| Records for this exercise |
|---|
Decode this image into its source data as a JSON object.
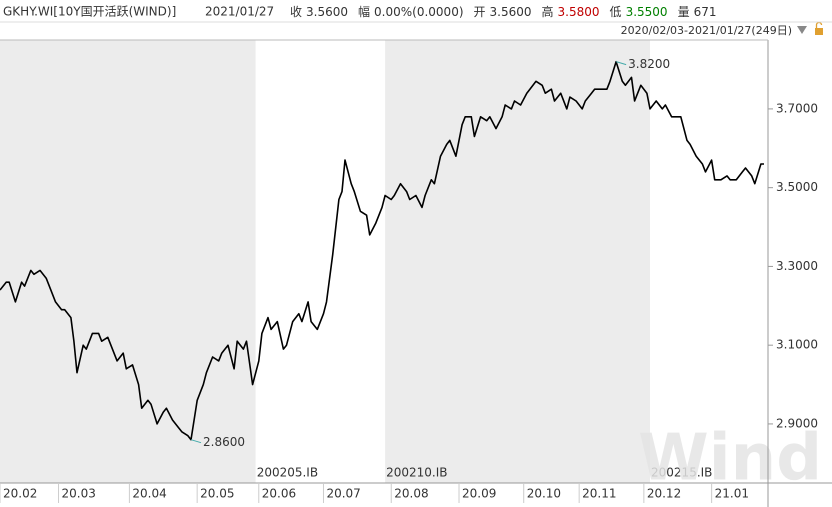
{
  "chart_data": {
    "type": "line",
    "header": {
      "code": "GKHY.WI[10Y国开活跃(WIND)]",
      "date": "2021/01/27",
      "items": [
        {
          "label": "收",
          "value": "3.5600"
        },
        {
          "label": "幅",
          "value": "0.00%(0.0000)"
        },
        {
          "label": "开",
          "value": "3.5600"
        },
        {
          "label": "高",
          "value": "3.5800",
          "color": "#c00000"
        },
        {
          "label": "低",
          "value": "3.5500",
          "color": "#008000"
        },
        {
          "label": "量",
          "value": "671"
        }
      ],
      "range": "2020/02/03-2021/01/27(249日)"
    },
    "watermark": "Wind",
    "color": "#000000",
    "x": [
      0,
      2,
      3,
      5,
      7,
      8,
      10,
      11,
      13,
      15,
      16,
      18,
      20,
      21,
      23,
      24,
      25,
      27,
      28,
      30,
      32,
      33,
      35,
      36,
      38,
      40,
      41,
      43,
      45,
      46,
      48,
      49,
      51,
      53,
      54,
      56,
      58,
      59,
      61,
      62,
      64,
      66,
      67,
      69,
      71,
      72,
      74,
      76,
      77,
      79,
      80,
      82,
      84,
      85,
      87,
      88,
      90,
      92,
      93,
      95,
      97,
      98,
      100,
      101,
      103,
      105,
      106,
      108,
      110,
      111,
      112,
      114,
      115,
      117,
      119,
      120,
      122,
      124,
      125,
      127,
      128,
      130,
      132,
      133,
      135,
      137,
      138,
      140,
      141,
      143,
      145,
      146,
      148,
      150,
      151,
      153,
      154,
      156,
      158,
      159,
      161,
      163,
      164,
      166,
      167,
      169,
      171,
      172,
      174,
      176,
      177,
      179,
      180,
      182,
      184,
      185,
      187,
      189,
      190,
      192,
      193,
      195,
      197,
      198,
      200,
      202,
      203,
      205,
      206,
      208,
      210,
      211,
      213,
      215,
      216,
      218,
      219,
      221,
      223,
      224,
      226,
      228,
      229,
      231,
      232,
      234,
      236,
      237,
      239,
      241,
      242,
      244,
      245,
      247,
      248
    ],
    "values": [
      3.24,
      3.26,
      3.26,
      3.21,
      3.26,
      3.25,
      3.29,
      3.28,
      3.29,
      3.27,
      3.25,
      3.21,
      3.19,
      3.19,
      3.17,
      3.11,
      3.03,
      3.1,
      3.09,
      3.13,
      3.13,
      3.11,
      3.12,
      3.1,
      3.06,
      3.08,
      3.04,
      3.05,
      3.0,
      2.94,
      2.96,
      2.95,
      2.9,
      2.93,
      2.94,
      2.91,
      2.89,
      2.88,
      2.87,
      2.86,
      2.96,
      3.0,
      3.03,
      3.07,
      3.06,
      3.08,
      3.1,
      3.04,
      3.11,
      3.09,
      3.11,
      3.0,
      3.06,
      3.13,
      3.17,
      3.14,
      3.16,
      3.09,
      3.1,
      3.16,
      3.18,
      3.16,
      3.21,
      3.16,
      3.14,
      3.18,
      3.21,
      3.33,
      3.47,
      3.49,
      3.57,
      3.51,
      3.49,
      3.44,
      3.43,
      3.38,
      3.41,
      3.45,
      3.48,
      3.47,
      3.48,
      3.51,
      3.49,
      3.47,
      3.48,
      3.45,
      3.48,
      3.52,
      3.51,
      3.58,
      3.61,
      3.62,
      3.58,
      3.66,
      3.68,
      3.68,
      3.63,
      3.68,
      3.67,
      3.68,
      3.65,
      3.68,
      3.71,
      3.7,
      3.72,
      3.71,
      3.74,
      3.75,
      3.77,
      3.76,
      3.74,
      3.75,
      3.72,
      3.74,
      3.7,
      3.73,
      3.72,
      3.7,
      3.72,
      3.74,
      3.75,
      3.75,
      3.75,
      3.77,
      3.82,
      3.77,
      3.76,
      3.78,
      3.72,
      3.76,
      3.74,
      3.7,
      3.72,
      3.7,
      3.71,
      3.68,
      3.68,
      3.68,
      3.62,
      3.61,
      3.58,
      3.56,
      3.54,
      3.57,
      3.52,
      3.52,
      3.53,
      3.52,
      3.52,
      3.54,
      3.55,
      3.53,
      3.51,
      3.56,
      3.56
    ],
    "xlim": [
      0,
      248
    ],
    "ylim": [
      2.75,
      3.875
    ],
    "yticks": [
      {
        "value": 2.9,
        "label": "2.9000"
      },
      {
        "value": 3.1,
        "label": "3.1000"
      },
      {
        "value": 3.3,
        "label": "3.3000"
      },
      {
        "value": 3.5,
        "label": "3.5000"
      },
      {
        "value": 3.7,
        "label": "3.7000"
      }
    ],
    "xticks": [
      {
        "value": 0,
        "label": "20.02"
      },
      {
        "value": 19,
        "label": "20.03"
      },
      {
        "value": 42,
        "label": "20.04"
      },
      {
        "value": 64,
        "label": "20.05"
      },
      {
        "value": 84,
        "label": "20.06"
      },
      {
        "value": 105,
        "label": "20.07"
      },
      {
        "value": 127,
        "label": "20.08"
      },
      {
        "value": 149,
        "label": "20.09"
      },
      {
        "value": 170,
        "label": "20.10"
      },
      {
        "value": 188,
        "label": "20.11"
      },
      {
        "value": 209,
        "label": "20.12"
      },
      {
        "value": 231,
        "label": "21.01"
      }
    ],
    "contracts": [
      {
        "start": 0,
        "end": 83,
        "shade": "#ececec"
      },
      {
        "label": "200205.IB",
        "start": 83,
        "end": 125,
        "shade": "#ffffff"
      },
      {
        "label": "200210.IB",
        "start": 125,
        "end": 211,
        "shade": "#ececec"
      },
      {
        "label": "200215.IB",
        "start": 211,
        "end": 248,
        "shade": "#ffffff"
      }
    ],
    "annotations": [
      {
        "text": "3.8200",
        "x": 200,
        "y": 3.82,
        "color": "#c00000"
      },
      {
        "text": "2.8600",
        "x": 62,
        "y": 2.86,
        "color": "#008000"
      }
    ]
  }
}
|---|
| Task prompt |
Quote everything in the listing above exactly; pictures are the only thing to omit.

| Solution below |
Decode this image into its source data as a JSON object.
{
  "chart_data": {
    "type": "line",
    "header": {
      "code": "GKHY.WI[10Y国开活跃(WIND)]",
      "date": "2021/01/27",
      "items": [
        {
          "label": "收",
          "value": "3.5600"
        },
        {
          "label": "幅",
          "value": "0.00%(0.0000)"
        },
        {
          "label": "开",
          "value": "3.5600"
        },
        {
          "label": "高",
          "value": "3.5800",
          "color": "#c00000"
        },
        {
          "label": "低",
          "value": "3.5500",
          "color": "#008000"
        },
        {
          "label": "量",
          "value": "671"
        }
      ],
      "range": "2020/02/03-2021/01/27(249日)"
    },
    "watermark": "Wind",
    "color": "#000000",
    "x": [
      0,
      2,
      3,
      5,
      7,
      8,
      10,
      11,
      13,
      15,
      16,
      18,
      20,
      21,
      23,
      24,
      25,
      27,
      28,
      30,
      32,
      33,
      35,
      36,
      38,
      40,
      41,
      43,
      45,
      46,
      48,
      49,
      51,
      53,
      54,
      56,
      58,
      59,
      61,
      62,
      64,
      66,
      67,
      69,
      71,
      72,
      74,
      76,
      77,
      79,
      80,
      82,
      84,
      85,
      87,
      88,
      90,
      92,
      93,
      95,
      97,
      98,
      100,
      101,
      103,
      105,
      106,
      108,
      110,
      111,
      112,
      114,
      115,
      117,
      119,
      120,
      122,
      124,
      125,
      127,
      128,
      130,
      132,
      133,
      135,
      137,
      138,
      140,
      141,
      143,
      145,
      146,
      148,
      150,
      151,
      153,
      154,
      156,
      158,
      159,
      161,
      163,
      164,
      166,
      167,
      169,
      171,
      172,
      174,
      176,
      177,
      179,
      180,
      182,
      184,
      185,
      187,
      189,
      190,
      192,
      193,
      195,
      197,
      198,
      200,
      202,
      203,
      205,
      206,
      208,
      210,
      211,
      213,
      215,
      216,
      218,
      219,
      221,
      223,
      224,
      226,
      228,
      229,
      231,
      232,
      234,
      236,
      237,
      239,
      241,
      242,
      244,
      245,
      247,
      248
    ],
    "values": [
      3.24,
      3.26,
      3.26,
      3.21,
      3.26,
      3.25,
      3.29,
      3.28,
      3.29,
      3.27,
      3.25,
      3.21,
      3.19,
      3.19,
      3.17,
      3.11,
      3.03,
      3.1,
      3.09,
      3.13,
      3.13,
      3.11,
      3.12,
      3.1,
      3.06,
      3.08,
      3.04,
      3.05,
      3.0,
      2.94,
      2.96,
      2.95,
      2.9,
      2.93,
      2.94,
      2.91,
      2.89,
      2.88,
      2.87,
      2.86,
      2.96,
      3.0,
      3.03,
      3.07,
      3.06,
      3.08,
      3.1,
      3.04,
      3.11,
      3.09,
      3.11,
      3.0,
      3.06,
      3.13,
      3.17,
      3.14,
      3.16,
      3.09,
      3.1,
      3.16,
      3.18,
      3.16,
      3.21,
      3.16,
      3.14,
      3.18,
      3.21,
      3.33,
      3.47,
      3.49,
      3.57,
      3.51,
      3.49,
      3.44,
      3.43,
      3.38,
      3.41,
      3.45,
      3.48,
      3.47,
      3.48,
      3.51,
      3.49,
      3.47,
      3.48,
      3.45,
      3.48,
      3.52,
      3.51,
      3.58,
      3.61,
      3.62,
      3.58,
      3.66,
      3.68,
      3.68,
      3.63,
      3.68,
      3.67,
      3.68,
      3.65,
      3.68,
      3.71,
      3.7,
      3.72,
      3.71,
      3.74,
      3.75,
      3.77,
      3.76,
      3.74,
      3.75,
      3.72,
      3.74,
      3.7,
      3.73,
      3.72,
      3.7,
      3.72,
      3.74,
      3.75,
      3.75,
      3.75,
      3.77,
      3.82,
      3.77,
      3.76,
      3.78,
      3.72,
      3.76,
      3.74,
      3.7,
      3.72,
      3.7,
      3.71,
      3.68,
      3.68,
      3.68,
      3.62,
      3.61,
      3.58,
      3.56,
      3.54,
      3.57,
      3.52,
      3.52,
      3.53,
      3.52,
      3.52,
      3.54,
      3.55,
      3.53,
      3.51,
      3.56,
      3.56
    ],
    "xlim": [
      0,
      248
    ],
    "ylim": [
      2.75,
      3.875
    ],
    "yticks": [
      {
        "value": 2.9,
        "label": "2.9000"
      },
      {
        "value": 3.1,
        "label": "3.1000"
      },
      {
        "value": 3.3,
        "label": "3.3000"
      },
      {
        "value": 3.5,
        "label": "3.5000"
      },
      {
        "value": 3.7,
        "label": "3.7000"
      }
    ],
    "xticks": [
      {
        "value": 0,
        "label": "20.02"
      },
      {
        "value": 19,
        "label": "20.03"
      },
      {
        "value": 42,
        "label": "20.04"
      },
      {
        "value": 64,
        "label": "20.05"
      },
      {
        "value": 84,
        "label": "20.06"
      },
      {
        "value": 105,
        "label": "20.07"
      },
      {
        "value": 127,
        "label": "20.08"
      },
      {
        "value": 149,
        "label": "20.09"
      },
      {
        "value": 170,
        "label": "20.10"
      },
      {
        "value": 188,
        "label": "20.11"
      },
      {
        "value": 209,
        "label": "20.12"
      },
      {
        "value": 231,
        "label": "21.01"
      }
    ],
    "contracts": [
      {
        "start": 0,
        "end": 83,
        "shade": "#ececec"
      },
      {
        "label": "200205.IB",
        "start": 83,
        "end": 125,
        "shade": "#ffffff"
      },
      {
        "label": "200210.IB",
        "start": 125,
        "end": 211,
        "shade": "#ececec"
      },
      {
        "label": "200215.IB",
        "start": 211,
        "end": 248,
        "shade": "#ffffff"
      }
    ],
    "annotations": [
      {
        "text": "3.8200",
        "x": 200,
        "y": 3.82,
        "color": "#c00000"
      },
      {
        "text": "2.8600",
        "x": 62,
        "y": 2.86,
        "color": "#008000"
      }
    ]
  }
}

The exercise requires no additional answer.